Start of DATA SUPPLIED
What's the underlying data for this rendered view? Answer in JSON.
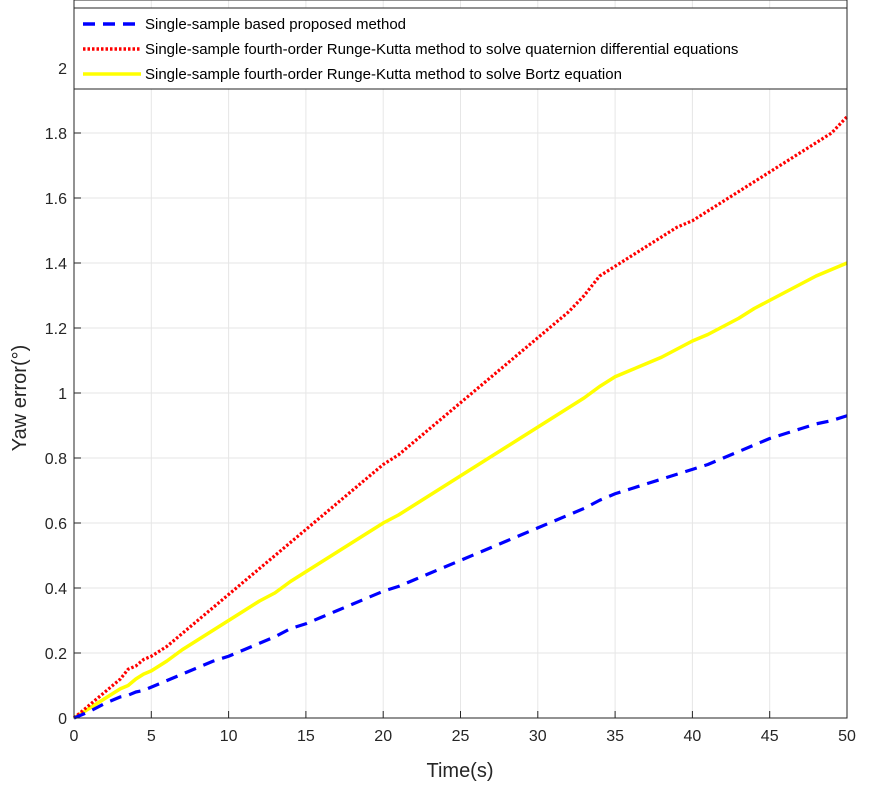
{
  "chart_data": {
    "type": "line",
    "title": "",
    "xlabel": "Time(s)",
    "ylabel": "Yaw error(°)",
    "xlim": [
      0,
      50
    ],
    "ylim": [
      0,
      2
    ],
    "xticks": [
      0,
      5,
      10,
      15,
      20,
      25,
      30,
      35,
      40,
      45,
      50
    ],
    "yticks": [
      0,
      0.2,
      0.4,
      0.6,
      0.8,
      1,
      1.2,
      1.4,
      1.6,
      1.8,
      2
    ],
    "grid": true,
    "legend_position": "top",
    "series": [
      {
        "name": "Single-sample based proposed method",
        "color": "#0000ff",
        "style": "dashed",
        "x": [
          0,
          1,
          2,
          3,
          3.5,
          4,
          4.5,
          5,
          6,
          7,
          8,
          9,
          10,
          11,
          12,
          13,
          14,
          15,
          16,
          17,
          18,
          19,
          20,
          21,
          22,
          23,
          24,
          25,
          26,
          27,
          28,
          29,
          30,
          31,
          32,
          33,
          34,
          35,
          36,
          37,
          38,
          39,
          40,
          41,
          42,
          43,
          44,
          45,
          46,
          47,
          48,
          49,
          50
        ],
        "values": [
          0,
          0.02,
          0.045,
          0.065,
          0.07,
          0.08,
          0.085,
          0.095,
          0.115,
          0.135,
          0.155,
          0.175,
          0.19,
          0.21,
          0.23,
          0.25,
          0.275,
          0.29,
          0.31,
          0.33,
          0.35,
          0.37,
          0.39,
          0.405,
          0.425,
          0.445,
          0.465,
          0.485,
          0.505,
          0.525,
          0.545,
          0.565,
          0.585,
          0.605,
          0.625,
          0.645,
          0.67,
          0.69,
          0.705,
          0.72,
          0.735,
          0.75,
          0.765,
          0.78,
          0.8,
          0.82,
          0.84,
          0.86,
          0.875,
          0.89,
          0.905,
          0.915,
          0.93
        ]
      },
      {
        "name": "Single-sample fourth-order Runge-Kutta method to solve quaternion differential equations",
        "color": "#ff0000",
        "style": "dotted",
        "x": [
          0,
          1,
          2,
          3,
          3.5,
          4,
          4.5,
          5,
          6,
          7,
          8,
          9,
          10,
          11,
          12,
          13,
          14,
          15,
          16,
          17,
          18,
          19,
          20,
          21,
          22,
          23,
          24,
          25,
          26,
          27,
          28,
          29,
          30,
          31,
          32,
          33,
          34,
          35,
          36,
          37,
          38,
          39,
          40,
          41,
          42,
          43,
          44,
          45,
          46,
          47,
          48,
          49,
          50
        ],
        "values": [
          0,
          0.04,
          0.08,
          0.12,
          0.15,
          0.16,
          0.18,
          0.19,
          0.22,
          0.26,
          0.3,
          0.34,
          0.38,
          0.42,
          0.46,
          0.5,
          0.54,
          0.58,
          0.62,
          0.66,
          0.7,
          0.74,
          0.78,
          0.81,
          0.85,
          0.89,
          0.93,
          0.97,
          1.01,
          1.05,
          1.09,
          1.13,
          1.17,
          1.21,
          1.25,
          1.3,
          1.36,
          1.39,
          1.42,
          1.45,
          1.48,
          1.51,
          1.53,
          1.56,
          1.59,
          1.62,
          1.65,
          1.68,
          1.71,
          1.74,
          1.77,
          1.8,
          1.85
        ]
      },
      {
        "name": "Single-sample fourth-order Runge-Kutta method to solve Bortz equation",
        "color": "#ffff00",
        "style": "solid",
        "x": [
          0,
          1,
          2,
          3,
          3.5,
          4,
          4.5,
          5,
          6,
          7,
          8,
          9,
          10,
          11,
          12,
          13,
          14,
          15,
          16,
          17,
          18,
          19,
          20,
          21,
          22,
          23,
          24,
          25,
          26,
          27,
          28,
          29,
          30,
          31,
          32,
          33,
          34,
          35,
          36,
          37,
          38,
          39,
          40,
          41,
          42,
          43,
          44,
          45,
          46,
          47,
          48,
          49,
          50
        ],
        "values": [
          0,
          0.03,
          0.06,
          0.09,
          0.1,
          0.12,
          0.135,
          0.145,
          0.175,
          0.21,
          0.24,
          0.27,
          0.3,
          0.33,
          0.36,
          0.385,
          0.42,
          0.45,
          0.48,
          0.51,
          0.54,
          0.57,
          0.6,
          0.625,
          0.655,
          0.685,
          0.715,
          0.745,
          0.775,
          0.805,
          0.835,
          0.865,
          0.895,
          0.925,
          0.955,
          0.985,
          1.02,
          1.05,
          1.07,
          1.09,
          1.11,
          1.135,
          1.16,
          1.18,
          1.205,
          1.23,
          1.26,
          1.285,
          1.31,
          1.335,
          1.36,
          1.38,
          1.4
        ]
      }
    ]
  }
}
End of DATA SUPPLIED
▶ [AIM]: Search the preceding listing for "Kutta" and extract every line where it is found.

▶ [IN RESPONSE]:
        "name": "Single-sample fourth-order Runge-Kutta method to solve quaternion differential equations",
        "name": "Single-sample fourth-order Runge-Kutta method to solve Bortz equation",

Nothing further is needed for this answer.